> _What you should do_: List every line in this data where the string "CITATIONS" occurs.

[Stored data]
________________________________________

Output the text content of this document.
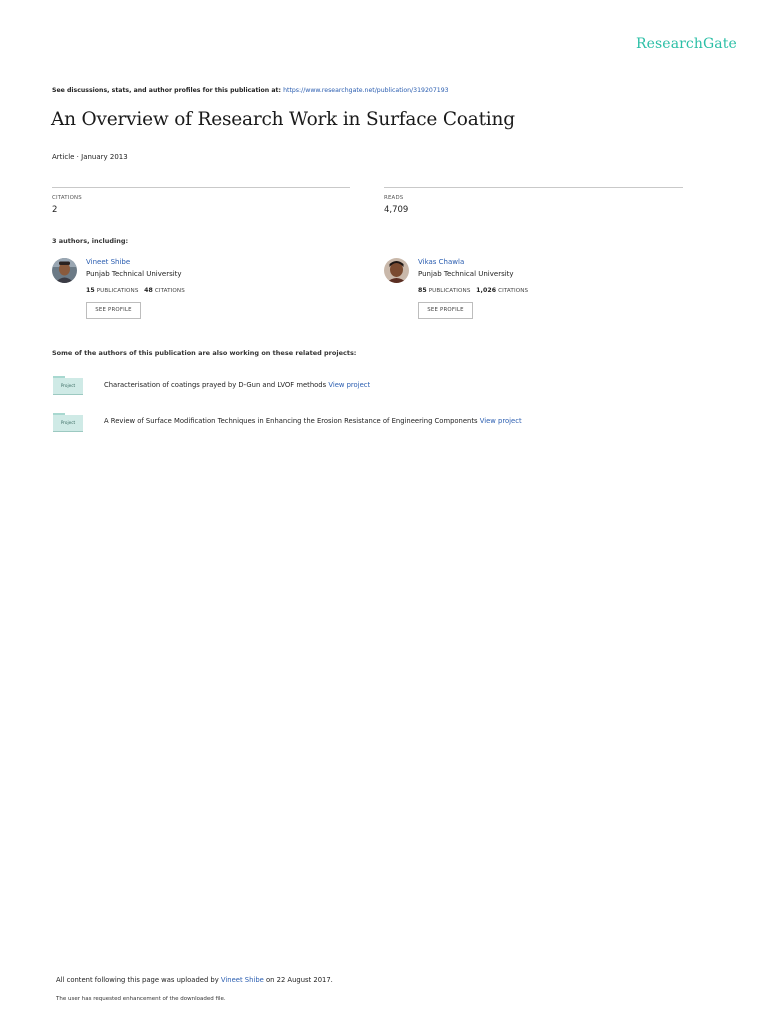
ResearchGate
See discussions, stats, and author profiles for this publication at: https://www.researchgate.net/publication/319207193
An Overview of Research Work in Surface Coating
Article · January 2013
CITATIONS
2
READS
4,709
3 authors, including:
Vineet Shibe
Punjab Technical University
15 PUBLICATIONS 48 CITATIONS
SEE PROFILE
Vikas Chawla
Punjab Technical University
85 PUBLICATIONS 1,026 CITATIONS
SEE PROFILE
Some of the authors of this publication are also working on these related projects:
Project	Characterisation of coatings prayed by D-Gun and LVOF methods View project
Project	A Review of Surface Modification Techniques in Enhancing the Erosion Resistance of Engineering Components View project
All content following this page was uploaded by Vineet Shibe on 22 August 2017.
The user has requested enhancement of the downloaded file.
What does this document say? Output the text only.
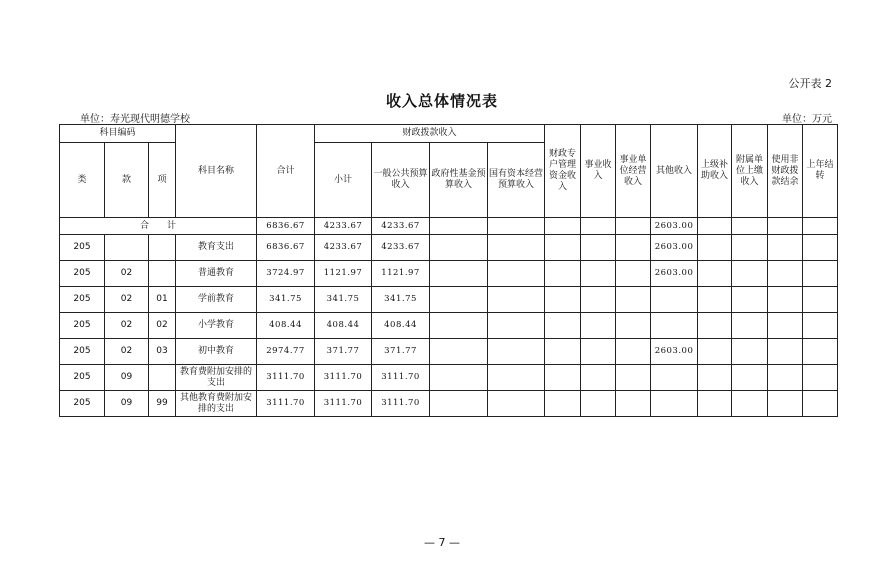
公开表 2
收入总体情况表
单位：寿光现代明德学校	单位：万元
科目编码			科目名称	合计	财政拨款收入				财政专户管理资金收入	事业收入	事业单位经营收入	其他收入	上级补助收入	附属单位上缴收入	使用非财政拨款结余	上年结转
类	款	项			小计	一般公共预算收入	政府性基金预算收入	国有资本经营预算收入								
合　　计				6836.67	4233.67	4233.67						2603.00				
205			教育支出	6836.67	4233.67	4233.67						2603.00				
205	02		普通教育	3724.97	1121.97	1121.97						2603.00				
205	02	01	学前教育	341.75	341.75	341.75										
205	02	02	小学教育	408.44	408.44	408.44										
205	02	03	初中教育	2974.77	371.77	371.77						2603.00				
205	09		教育费附加安排的支出	3111.70	3111.70	3111.70										
205	09	99	其他教育费附加安排的支出	3111.70	3111.70	3111.70										
— 7 —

________________________________________

> _Written answer_:
CITATIONS
15 PUBLICATIONS 48 CITATIONS
85 PUBLICATIONS 1,026 CITATIONS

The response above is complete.